_Stored rows:_

------------------------------------

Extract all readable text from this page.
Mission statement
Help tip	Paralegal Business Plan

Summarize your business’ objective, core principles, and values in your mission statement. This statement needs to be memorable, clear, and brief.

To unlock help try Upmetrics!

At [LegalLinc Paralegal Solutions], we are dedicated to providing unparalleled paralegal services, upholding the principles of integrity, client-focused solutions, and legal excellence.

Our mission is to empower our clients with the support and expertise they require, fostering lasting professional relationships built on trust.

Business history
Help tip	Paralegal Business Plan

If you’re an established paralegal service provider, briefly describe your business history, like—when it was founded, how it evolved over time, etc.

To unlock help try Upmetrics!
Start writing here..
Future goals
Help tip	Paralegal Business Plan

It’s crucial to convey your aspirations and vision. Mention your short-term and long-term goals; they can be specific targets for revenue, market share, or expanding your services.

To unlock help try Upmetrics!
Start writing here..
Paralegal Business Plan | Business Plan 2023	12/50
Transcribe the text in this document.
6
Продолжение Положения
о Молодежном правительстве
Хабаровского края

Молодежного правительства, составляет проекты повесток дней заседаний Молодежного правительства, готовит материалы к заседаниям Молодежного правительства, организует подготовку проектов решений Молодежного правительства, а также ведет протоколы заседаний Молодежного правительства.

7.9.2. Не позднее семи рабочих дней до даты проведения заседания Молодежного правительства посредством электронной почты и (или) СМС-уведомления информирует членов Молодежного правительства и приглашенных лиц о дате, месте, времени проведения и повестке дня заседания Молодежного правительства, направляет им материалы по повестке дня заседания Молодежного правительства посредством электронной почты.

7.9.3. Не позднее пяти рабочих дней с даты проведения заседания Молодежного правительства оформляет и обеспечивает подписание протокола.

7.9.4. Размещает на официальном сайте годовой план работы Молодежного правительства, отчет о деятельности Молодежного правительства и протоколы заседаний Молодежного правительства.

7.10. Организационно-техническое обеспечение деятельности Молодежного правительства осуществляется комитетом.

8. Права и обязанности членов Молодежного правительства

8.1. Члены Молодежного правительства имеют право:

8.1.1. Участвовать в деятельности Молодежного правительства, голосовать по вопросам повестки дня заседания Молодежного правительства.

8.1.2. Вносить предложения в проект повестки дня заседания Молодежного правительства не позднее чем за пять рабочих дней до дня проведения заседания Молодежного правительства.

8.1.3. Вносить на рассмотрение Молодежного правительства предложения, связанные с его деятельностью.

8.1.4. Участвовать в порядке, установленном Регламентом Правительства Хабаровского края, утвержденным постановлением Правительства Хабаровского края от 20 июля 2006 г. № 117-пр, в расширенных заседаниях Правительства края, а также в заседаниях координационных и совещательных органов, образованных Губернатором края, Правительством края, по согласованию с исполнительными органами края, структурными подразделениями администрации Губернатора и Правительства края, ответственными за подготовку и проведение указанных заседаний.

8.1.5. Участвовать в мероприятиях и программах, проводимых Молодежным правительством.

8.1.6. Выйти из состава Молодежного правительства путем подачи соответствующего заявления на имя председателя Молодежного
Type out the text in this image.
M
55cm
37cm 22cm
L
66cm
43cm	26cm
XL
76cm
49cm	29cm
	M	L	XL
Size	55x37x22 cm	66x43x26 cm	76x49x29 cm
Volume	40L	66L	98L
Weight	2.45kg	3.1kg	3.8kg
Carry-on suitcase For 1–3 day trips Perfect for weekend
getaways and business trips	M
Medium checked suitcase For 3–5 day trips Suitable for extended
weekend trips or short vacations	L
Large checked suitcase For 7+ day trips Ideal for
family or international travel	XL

------------------------------------

_Aim:_ Repeat the entries exactly, all of them.

_The result:_
Extract all readable text from this page.
Mission statement
Help tip	Paralegal Business Plan

Summarize your business’ objective, core principles, and values in your mission statement. This statement needs to be memorable, clear, and brief.

To unlock help try Upmetrics!

At [LegalLinc Paralegal Solutions], we are dedicated to providing unparalleled paralegal services, upholding the principles of integrity, client-focused solutions, and legal excellence.

Our mission is to empower our clients with the support and expertise they require, fostering lasting professional relationships built on trust.

Business history
Help tip	Paralegal Business Plan

If you’re an established paralegal service provider, briefly describe your business history, like—when it was founded, how it evolved over time, etc.

To unlock help try Upmetrics!
Start writing here..
Future goals
Help tip	Paralegal Business Plan

It’s crucial to convey your aspirations and vision. Mention your short-term and long-term goals; they can be specific targets for revenue, market share, or expanding your services.

To unlock help try Upmetrics!
Start writing here..
Paralegal Business Plan | Business Plan 2023	12/50
Transcribe the text in this document.
6
Продолжение Положения
о Молодежном правительстве
Хабаровского края

Молодежного правительства, составляет проекты повесток дней заседаний Молодежного правительства, готовит материалы к заседаниям Молодежного правительства, организует подготовку проектов решений Молодежного правительства, а также ведет протоколы заседаний Молодежного правительства.

7.9.2. Не позднее семи рабочих дней до даты проведения заседания Молодежного правительства посредством электронной почты и (или) СМС-уведомления информирует членов Молодежного правительства и приглашенных лиц о дате, месте, времени проведения и повестке дня заседания Молодежного правительства, направляет им материалы по повестке дня заседания Молодежного правительства посредством электронной почты.

7.9.3. Не позднее пяти рабочих дней с даты проведения заседания Молодежного правительства оформляет и обеспечивает подписание протокола.

7.9.4. Размещает на официальном сайте годовой план работы Молодежного правительства, отчет о деятельности Молодежного правительства и протоколы заседаний Молодежного правительства.

7.10. Организационно-техническое обеспечение деятельности Молодежного правительства осуществляется комитетом.

8. Права и обязанности членов Молодежного правительства

8.1. Члены Молодежного правительства имеют право:

8.1.1. Участвовать в деятельности Молодежного правительства, голосовать по вопросам повестки дня заседания Молодежного правительства.

8.1.2. Вносить предложения в проект повестки дня заседания Молодежного правительства не позднее чем за пять рабочих дней до дня проведения заседания Молодежного правительства.

8.1.3. Вносить на рассмотрение Молодежного правительства предложения, связанные с его деятельностью.

8.1.4. Участвовать в порядке, установленном Регламентом Правительства Хабаровского края, утвержденным постановлением Правительства Хабаровского края от 20 июля 2006 г. № 117-пр, в расширенных заседаниях Правительства края, а также в заседаниях координационных и совещательных органов, образованных Губернатором края, Правительством края, по согласованию с исполнительными органами края, структурными подразделениями администрации Губернатора и Правительства края, ответственными за подготовку и проведение указанных заседаний.

8.1.5. Участвовать в мероприятиях и программах, проводимых Молодежным правительством.

8.1.6. Выйти из состава Молодежного правительства путем подачи соответствующего заявления на имя председателя Молодежного
Type out the text in this image.
M
55cm
37cm 22cm
L
66cm
43cm	26cm
XL
76cm
49cm	29cm
	M	L	XL
Size	55x37x22 cm	66x43x26 cm	76x49x29 cm
Volume	40L	66L	98L
Weight	2.45kg	3.1kg	3.8kg
Carry-on suitcase For 1–3 day trips Perfect for weekend
getaways and business trips	M
Medium checked suitcase For 3–5 day trips Suitable for extended
weekend trips or short vacations	L
Large checked suitcase For 7+ day trips Ideal for
family or international travel	XL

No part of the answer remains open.